### GIVEN INSTRUCTION
Please rewrite the rows from the start through the line with "bar [412, 342, 476, 378]", changing "y-tick-label" to "y-axis label" and keeping everything else the same.

### Boxed element rows
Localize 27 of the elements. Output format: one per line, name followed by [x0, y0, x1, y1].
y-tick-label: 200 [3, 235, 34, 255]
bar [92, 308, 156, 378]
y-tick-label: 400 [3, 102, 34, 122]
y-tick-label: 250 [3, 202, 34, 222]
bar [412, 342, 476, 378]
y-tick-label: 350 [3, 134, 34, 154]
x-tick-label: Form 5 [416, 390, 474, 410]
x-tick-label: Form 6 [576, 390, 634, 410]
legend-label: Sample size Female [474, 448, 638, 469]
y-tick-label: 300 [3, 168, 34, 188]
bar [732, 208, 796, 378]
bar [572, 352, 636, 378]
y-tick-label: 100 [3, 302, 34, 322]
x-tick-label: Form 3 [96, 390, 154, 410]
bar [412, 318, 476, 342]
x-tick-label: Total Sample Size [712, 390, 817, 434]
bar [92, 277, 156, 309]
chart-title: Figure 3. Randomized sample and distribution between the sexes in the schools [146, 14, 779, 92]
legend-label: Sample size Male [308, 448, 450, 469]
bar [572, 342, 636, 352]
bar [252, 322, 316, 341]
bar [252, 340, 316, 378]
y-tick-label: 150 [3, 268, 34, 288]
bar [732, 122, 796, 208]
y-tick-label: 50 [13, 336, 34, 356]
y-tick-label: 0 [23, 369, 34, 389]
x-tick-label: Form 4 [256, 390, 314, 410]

### TASK SOLUTION
Localize 27 of the elements. Output format: one per line, name followed by [x0, y0, x1, y1].
y-axis label: 200 [3, 235, 34, 255]
bar [92, 308, 156, 378]
y-axis label: 400 [3, 102, 34, 122]
y-axis label: 250 [3, 202, 34, 222]
bar [412, 342, 476, 378]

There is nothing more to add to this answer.